*** Provided entries ***
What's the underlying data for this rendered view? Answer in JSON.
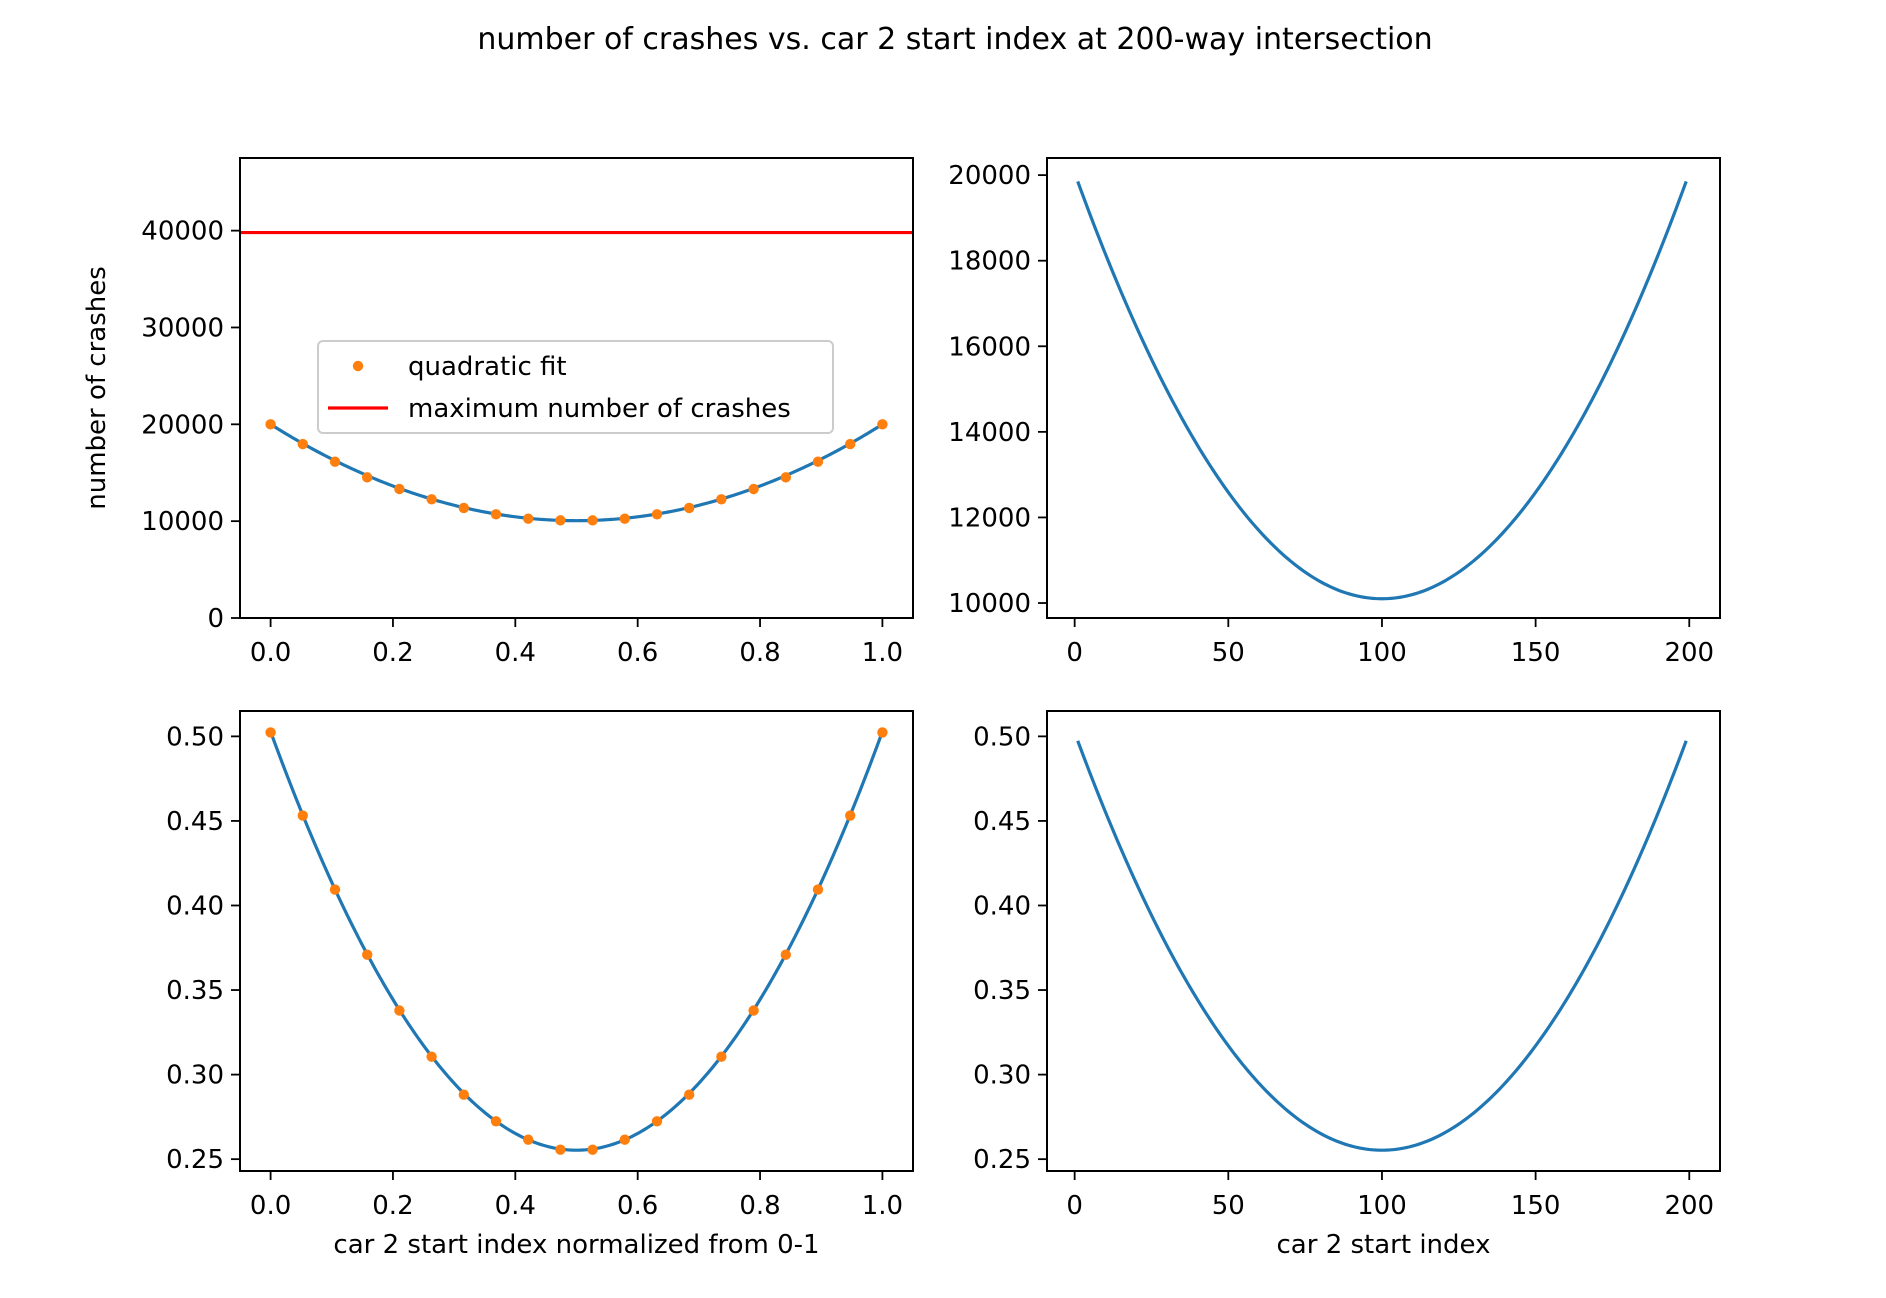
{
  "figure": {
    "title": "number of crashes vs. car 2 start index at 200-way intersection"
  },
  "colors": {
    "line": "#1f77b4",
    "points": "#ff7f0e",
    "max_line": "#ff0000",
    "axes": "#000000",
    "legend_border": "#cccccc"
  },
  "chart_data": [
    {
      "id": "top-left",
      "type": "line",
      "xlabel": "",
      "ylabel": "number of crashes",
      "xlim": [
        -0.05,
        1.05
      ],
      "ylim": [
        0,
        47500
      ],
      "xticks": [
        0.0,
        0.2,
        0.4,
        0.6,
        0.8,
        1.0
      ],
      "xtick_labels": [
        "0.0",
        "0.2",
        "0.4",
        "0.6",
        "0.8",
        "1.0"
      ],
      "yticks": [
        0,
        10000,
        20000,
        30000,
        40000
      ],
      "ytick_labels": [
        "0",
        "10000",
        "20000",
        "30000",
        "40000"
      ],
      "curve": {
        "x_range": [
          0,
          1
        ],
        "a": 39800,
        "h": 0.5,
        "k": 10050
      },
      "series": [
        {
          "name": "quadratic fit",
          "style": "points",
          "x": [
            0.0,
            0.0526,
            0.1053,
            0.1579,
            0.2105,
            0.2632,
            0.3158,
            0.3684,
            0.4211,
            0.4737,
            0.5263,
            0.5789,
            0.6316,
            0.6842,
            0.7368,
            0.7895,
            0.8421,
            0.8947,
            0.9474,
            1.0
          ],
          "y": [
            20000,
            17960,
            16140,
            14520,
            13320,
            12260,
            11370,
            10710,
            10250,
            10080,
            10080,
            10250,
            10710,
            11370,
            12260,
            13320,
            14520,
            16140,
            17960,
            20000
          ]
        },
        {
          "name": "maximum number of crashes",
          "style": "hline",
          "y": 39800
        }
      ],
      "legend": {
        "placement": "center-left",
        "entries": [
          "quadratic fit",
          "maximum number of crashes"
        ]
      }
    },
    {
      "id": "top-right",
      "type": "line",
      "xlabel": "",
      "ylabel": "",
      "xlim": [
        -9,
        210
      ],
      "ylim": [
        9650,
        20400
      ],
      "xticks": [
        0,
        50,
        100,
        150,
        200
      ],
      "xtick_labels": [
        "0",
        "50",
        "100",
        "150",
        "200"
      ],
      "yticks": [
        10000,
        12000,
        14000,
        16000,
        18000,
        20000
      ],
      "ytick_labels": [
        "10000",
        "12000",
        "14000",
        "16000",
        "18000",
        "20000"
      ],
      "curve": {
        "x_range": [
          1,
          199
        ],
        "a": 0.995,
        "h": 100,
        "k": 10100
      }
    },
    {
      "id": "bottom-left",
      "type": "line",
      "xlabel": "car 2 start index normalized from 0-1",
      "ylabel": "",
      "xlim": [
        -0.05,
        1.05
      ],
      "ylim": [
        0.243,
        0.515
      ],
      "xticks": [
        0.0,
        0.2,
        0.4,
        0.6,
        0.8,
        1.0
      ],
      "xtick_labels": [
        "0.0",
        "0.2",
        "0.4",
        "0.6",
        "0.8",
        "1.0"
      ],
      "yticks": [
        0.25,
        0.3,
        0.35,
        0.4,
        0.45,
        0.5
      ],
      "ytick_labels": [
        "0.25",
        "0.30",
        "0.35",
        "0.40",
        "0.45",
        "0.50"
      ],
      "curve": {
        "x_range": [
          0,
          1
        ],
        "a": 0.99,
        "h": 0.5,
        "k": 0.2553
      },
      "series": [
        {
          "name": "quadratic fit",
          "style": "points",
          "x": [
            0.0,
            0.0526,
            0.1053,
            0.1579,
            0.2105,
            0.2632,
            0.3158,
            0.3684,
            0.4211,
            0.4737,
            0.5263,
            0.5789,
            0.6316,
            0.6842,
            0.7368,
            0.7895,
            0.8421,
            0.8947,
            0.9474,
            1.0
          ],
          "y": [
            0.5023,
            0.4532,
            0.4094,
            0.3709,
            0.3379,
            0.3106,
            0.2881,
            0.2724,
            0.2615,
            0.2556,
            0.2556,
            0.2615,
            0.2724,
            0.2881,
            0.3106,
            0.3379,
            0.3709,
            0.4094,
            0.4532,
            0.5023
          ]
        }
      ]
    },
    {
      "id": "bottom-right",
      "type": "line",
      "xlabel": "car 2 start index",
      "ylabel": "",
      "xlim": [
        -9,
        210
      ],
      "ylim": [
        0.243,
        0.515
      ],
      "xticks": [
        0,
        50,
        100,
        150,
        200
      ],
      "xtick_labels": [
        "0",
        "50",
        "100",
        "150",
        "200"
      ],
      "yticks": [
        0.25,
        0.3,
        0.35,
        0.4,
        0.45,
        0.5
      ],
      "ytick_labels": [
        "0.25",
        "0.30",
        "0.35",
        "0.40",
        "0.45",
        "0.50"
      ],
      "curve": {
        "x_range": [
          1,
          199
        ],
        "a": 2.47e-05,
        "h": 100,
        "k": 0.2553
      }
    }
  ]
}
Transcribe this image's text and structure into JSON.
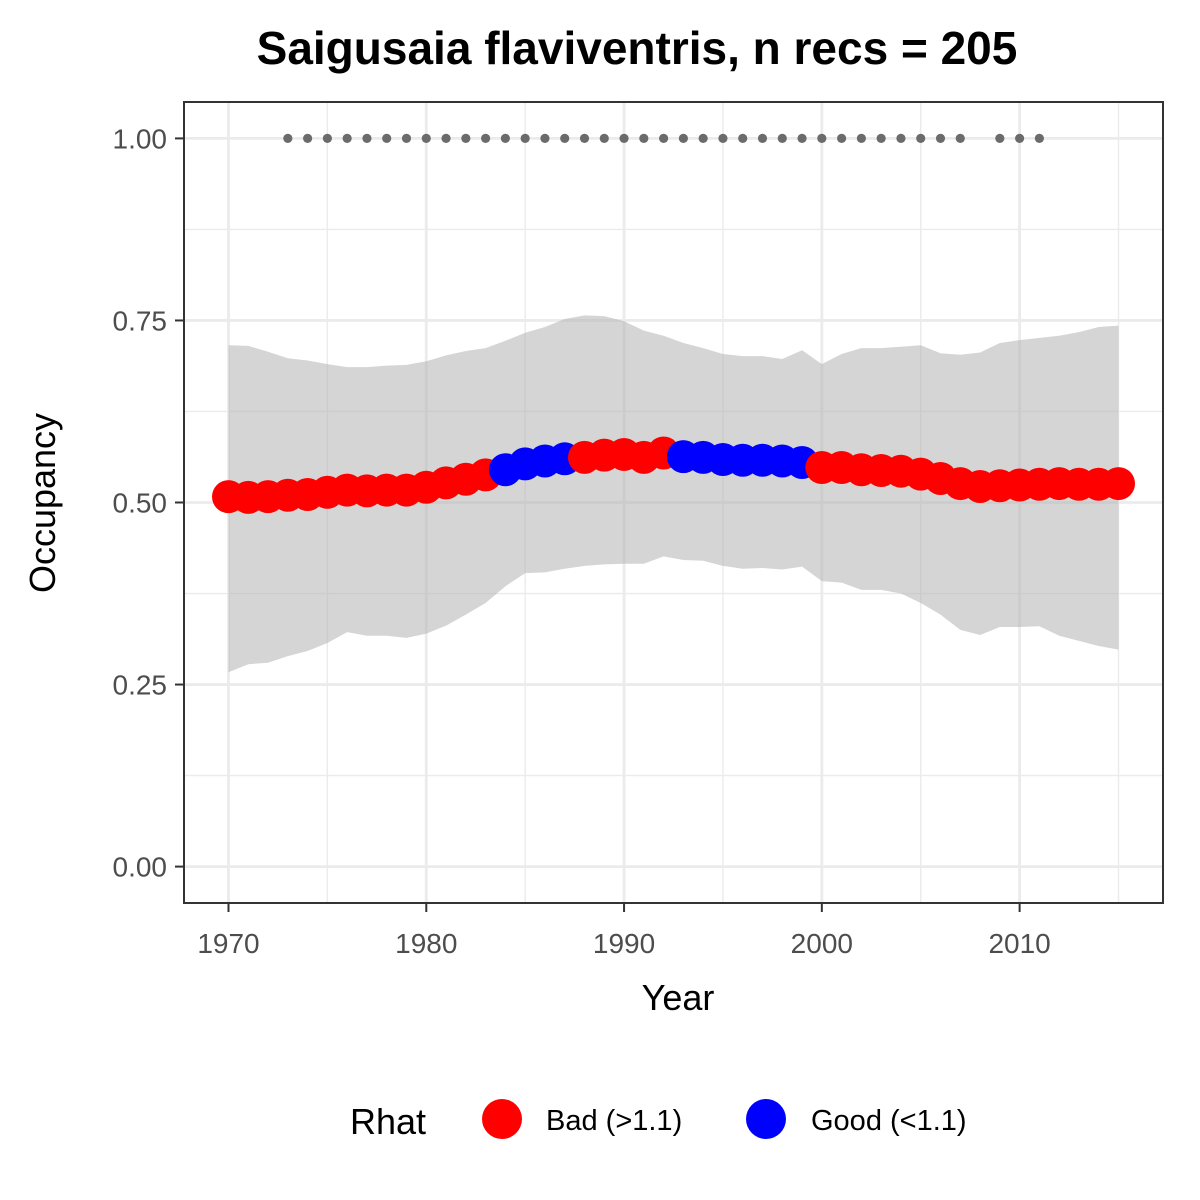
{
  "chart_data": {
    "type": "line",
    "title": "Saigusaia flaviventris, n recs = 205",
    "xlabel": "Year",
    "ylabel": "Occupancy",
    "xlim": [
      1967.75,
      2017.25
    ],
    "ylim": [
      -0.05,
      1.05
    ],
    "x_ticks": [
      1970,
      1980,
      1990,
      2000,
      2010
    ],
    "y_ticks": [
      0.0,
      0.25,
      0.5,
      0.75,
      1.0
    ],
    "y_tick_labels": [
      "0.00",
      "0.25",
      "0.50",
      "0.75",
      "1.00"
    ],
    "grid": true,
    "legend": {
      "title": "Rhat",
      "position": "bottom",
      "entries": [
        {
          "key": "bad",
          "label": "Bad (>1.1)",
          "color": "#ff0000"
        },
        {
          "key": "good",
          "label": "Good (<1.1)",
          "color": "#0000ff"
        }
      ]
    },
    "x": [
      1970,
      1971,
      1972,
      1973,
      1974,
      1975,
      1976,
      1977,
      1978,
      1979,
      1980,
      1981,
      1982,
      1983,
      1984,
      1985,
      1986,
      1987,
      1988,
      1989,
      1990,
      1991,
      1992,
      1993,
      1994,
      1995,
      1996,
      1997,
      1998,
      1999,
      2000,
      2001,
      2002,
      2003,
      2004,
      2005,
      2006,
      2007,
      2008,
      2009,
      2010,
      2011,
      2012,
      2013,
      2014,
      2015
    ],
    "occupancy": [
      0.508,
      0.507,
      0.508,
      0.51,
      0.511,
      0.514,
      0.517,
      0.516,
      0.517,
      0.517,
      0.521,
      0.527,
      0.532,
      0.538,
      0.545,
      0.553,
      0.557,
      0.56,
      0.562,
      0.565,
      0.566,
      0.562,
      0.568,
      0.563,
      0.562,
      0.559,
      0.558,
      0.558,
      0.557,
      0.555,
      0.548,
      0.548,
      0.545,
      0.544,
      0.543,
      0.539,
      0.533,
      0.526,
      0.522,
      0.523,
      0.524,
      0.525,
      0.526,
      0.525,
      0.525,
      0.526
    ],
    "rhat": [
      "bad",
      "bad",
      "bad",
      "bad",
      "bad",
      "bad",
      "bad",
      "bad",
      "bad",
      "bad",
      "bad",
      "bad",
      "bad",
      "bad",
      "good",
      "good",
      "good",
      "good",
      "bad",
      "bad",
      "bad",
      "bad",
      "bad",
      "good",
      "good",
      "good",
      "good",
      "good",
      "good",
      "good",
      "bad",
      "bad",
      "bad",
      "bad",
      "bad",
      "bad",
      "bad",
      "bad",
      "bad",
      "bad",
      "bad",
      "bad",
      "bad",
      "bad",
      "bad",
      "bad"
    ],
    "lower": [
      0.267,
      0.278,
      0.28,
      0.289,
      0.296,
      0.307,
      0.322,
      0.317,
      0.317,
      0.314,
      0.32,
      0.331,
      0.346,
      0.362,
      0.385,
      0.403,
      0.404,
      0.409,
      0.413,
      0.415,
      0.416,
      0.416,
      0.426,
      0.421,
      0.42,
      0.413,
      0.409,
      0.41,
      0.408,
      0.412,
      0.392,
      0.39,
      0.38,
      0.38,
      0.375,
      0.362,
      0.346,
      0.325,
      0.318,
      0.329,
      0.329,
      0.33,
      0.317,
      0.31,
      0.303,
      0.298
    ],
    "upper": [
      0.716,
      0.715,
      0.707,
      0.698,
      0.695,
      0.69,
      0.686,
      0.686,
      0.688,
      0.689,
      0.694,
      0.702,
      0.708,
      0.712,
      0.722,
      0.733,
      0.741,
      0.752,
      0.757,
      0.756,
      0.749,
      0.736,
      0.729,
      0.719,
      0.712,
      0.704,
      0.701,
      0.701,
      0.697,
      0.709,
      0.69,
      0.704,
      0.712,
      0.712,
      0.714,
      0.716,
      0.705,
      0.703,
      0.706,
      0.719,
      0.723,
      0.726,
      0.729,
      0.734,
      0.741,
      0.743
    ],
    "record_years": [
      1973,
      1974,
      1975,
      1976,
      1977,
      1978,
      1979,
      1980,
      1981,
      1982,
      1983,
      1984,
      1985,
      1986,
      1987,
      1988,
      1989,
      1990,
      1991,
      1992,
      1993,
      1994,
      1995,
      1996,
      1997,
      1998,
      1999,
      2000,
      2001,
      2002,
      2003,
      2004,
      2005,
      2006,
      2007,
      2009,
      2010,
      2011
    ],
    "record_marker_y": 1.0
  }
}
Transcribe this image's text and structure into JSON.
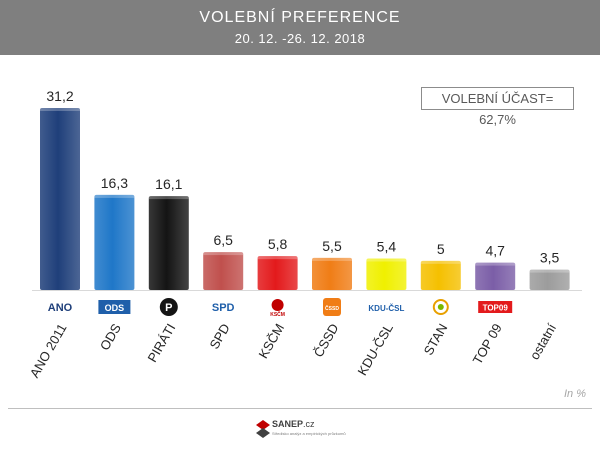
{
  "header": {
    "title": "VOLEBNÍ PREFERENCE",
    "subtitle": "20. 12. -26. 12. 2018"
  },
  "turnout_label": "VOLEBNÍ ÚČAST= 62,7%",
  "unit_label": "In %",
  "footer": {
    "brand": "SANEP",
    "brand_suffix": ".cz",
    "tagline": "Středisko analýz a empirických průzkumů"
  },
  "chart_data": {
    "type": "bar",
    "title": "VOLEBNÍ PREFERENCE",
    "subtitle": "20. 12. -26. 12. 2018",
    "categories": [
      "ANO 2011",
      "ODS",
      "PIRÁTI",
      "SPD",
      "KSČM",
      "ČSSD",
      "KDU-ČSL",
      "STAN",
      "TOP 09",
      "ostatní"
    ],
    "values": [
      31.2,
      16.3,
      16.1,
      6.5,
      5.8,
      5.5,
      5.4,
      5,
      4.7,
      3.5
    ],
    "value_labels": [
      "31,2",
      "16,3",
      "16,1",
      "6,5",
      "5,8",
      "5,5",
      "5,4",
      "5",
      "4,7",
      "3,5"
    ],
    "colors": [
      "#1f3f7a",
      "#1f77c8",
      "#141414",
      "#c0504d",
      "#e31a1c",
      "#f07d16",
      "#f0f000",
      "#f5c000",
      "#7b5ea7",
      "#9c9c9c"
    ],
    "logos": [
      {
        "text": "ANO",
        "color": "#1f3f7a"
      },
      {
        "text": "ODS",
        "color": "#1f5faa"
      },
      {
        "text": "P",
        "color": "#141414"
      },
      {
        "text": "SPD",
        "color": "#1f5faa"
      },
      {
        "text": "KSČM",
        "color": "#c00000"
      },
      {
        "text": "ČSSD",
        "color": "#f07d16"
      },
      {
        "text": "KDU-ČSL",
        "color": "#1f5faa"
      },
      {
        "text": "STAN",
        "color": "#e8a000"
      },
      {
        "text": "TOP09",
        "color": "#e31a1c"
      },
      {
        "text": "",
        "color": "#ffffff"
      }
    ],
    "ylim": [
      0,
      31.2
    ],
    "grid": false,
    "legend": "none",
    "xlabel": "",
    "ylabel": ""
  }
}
***
### The problem
Each line containing the word "xlabel" counts once; report the total alone.

### Solved exercise
6